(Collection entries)
_ _ _ _ _
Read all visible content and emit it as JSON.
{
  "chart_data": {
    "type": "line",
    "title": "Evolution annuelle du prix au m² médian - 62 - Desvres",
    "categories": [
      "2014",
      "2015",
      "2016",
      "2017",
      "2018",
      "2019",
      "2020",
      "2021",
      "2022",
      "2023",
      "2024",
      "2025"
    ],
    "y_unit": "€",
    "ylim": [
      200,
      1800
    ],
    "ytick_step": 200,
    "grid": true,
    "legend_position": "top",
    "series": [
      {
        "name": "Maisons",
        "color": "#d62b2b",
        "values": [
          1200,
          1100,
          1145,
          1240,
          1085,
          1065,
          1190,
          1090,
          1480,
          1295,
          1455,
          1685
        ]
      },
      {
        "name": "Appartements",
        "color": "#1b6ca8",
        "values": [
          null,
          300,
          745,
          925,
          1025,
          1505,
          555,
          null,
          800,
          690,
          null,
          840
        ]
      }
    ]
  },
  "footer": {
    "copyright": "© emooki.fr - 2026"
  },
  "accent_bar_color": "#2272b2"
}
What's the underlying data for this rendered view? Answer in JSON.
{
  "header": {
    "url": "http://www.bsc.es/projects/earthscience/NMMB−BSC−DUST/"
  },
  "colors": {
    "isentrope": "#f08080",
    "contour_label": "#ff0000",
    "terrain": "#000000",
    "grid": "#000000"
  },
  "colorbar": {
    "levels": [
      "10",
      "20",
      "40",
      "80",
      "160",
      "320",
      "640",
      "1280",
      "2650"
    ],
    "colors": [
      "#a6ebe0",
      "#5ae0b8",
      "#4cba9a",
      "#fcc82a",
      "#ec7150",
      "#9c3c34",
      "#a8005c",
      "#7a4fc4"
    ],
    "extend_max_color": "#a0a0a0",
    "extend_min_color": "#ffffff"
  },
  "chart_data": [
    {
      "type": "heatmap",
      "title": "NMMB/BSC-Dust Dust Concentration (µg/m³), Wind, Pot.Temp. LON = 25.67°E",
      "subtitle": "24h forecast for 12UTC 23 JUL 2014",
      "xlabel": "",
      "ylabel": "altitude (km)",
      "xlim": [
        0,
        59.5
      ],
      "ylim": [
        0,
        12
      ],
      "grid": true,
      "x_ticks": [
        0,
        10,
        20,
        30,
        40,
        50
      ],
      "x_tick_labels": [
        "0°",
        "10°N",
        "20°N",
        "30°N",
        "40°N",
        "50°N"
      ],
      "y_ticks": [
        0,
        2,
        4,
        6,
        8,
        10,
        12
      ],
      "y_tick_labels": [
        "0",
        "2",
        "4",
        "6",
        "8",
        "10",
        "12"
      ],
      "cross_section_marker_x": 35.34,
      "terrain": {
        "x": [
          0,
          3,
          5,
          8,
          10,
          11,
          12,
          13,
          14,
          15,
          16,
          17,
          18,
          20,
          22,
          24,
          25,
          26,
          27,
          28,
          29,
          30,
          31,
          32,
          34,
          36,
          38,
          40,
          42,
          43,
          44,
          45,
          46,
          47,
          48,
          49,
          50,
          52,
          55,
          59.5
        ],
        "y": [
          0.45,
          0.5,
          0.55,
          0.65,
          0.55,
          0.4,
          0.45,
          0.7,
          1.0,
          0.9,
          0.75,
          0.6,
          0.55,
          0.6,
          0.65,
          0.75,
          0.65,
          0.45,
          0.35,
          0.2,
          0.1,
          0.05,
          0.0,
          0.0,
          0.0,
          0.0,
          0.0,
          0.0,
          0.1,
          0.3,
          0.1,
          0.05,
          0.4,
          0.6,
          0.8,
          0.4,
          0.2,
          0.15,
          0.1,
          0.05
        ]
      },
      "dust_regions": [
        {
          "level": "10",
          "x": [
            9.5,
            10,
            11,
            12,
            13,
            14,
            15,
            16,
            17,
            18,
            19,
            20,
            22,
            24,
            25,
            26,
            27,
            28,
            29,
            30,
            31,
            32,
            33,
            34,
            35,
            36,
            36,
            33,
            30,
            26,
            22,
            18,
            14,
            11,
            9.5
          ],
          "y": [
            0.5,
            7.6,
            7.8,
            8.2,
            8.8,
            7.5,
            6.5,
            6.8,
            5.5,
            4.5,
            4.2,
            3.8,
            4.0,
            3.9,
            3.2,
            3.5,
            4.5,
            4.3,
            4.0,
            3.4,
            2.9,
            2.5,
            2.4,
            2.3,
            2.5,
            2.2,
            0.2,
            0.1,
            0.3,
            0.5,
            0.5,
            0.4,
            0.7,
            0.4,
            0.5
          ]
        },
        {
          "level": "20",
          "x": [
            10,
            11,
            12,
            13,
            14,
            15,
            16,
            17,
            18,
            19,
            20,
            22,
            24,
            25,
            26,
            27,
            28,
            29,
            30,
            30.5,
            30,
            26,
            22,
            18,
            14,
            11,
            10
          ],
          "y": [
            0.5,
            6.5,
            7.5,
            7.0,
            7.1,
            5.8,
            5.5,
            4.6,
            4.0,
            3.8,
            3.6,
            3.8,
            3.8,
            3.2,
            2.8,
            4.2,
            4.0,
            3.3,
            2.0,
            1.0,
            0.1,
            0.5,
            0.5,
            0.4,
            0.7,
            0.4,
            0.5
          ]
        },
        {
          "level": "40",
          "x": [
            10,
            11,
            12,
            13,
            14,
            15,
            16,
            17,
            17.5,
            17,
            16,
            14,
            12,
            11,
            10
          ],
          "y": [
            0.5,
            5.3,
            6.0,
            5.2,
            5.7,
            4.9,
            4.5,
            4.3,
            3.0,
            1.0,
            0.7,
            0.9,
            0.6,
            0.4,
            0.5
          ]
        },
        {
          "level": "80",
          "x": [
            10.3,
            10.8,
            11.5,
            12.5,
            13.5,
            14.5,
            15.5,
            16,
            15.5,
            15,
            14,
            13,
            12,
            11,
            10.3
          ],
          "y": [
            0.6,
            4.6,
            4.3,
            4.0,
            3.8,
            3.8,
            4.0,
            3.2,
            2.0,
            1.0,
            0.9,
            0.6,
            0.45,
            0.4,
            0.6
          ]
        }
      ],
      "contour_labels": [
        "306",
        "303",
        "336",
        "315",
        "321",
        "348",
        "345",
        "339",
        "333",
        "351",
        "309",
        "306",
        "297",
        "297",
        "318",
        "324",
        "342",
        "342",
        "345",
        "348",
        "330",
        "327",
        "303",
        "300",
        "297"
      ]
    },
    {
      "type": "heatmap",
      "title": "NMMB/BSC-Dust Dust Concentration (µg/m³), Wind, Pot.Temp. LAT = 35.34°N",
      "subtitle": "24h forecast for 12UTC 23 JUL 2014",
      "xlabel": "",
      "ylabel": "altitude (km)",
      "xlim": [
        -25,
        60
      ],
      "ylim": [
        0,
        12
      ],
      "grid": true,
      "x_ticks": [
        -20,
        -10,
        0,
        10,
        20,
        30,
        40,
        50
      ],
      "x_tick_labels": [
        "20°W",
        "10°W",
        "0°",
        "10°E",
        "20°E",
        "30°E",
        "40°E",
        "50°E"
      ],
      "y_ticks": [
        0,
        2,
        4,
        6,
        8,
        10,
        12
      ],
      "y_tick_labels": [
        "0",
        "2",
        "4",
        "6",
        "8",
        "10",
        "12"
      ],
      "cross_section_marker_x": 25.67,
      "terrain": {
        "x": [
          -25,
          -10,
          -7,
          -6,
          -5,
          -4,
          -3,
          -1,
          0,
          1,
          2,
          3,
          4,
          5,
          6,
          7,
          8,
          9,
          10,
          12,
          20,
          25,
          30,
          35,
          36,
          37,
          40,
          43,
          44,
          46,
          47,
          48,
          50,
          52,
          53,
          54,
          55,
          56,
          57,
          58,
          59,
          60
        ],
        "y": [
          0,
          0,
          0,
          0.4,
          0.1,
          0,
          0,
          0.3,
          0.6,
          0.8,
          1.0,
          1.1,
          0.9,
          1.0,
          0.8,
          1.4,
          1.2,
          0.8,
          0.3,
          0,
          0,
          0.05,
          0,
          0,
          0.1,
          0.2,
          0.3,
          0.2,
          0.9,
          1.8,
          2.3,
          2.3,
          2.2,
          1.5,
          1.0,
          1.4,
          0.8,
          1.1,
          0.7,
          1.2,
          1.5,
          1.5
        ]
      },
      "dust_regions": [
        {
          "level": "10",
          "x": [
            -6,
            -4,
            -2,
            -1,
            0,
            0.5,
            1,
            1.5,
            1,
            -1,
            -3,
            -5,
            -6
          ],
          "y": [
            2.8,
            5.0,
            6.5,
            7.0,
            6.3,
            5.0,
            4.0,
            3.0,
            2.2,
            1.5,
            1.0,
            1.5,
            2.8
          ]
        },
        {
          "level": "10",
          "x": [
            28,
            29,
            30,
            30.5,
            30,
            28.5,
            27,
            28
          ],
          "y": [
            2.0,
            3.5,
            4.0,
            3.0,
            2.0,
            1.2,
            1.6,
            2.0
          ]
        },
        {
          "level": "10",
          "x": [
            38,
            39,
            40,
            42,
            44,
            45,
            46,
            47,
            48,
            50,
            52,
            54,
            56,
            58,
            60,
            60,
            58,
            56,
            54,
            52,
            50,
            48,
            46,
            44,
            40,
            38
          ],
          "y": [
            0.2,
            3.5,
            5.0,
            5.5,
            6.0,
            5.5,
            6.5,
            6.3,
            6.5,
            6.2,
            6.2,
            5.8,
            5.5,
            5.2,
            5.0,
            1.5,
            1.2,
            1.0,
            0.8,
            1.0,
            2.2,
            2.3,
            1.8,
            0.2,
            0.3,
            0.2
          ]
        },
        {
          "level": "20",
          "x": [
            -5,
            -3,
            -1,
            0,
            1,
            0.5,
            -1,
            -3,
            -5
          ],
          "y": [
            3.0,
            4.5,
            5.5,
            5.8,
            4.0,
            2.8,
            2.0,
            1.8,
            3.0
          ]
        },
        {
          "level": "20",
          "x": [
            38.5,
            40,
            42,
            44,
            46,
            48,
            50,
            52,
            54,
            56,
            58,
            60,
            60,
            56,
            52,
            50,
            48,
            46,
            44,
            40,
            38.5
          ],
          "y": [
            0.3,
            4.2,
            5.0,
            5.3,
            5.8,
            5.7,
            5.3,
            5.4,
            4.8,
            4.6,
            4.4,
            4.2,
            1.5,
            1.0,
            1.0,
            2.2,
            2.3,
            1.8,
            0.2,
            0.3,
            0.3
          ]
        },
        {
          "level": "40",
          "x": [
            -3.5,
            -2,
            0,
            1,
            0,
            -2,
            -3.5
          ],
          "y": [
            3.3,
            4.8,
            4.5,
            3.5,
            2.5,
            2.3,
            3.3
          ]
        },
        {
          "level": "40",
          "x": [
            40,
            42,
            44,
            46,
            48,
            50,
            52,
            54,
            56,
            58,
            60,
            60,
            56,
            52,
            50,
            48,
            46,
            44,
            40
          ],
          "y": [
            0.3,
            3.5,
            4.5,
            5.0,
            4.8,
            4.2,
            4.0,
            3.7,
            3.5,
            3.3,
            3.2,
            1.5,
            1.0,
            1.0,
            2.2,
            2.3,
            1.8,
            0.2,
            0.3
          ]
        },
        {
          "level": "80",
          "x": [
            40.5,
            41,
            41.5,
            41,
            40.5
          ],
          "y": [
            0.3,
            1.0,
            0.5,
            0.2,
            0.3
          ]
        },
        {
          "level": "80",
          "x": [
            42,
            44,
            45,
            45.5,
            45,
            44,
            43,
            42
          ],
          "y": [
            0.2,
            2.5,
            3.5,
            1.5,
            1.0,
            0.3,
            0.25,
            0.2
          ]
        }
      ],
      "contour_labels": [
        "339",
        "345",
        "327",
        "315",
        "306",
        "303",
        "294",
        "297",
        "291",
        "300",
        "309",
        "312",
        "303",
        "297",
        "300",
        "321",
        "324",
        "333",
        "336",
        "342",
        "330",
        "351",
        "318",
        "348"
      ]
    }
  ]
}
_ _ _ _ _
From the records above, report the count of lines containing "Temp" and nothing more.

2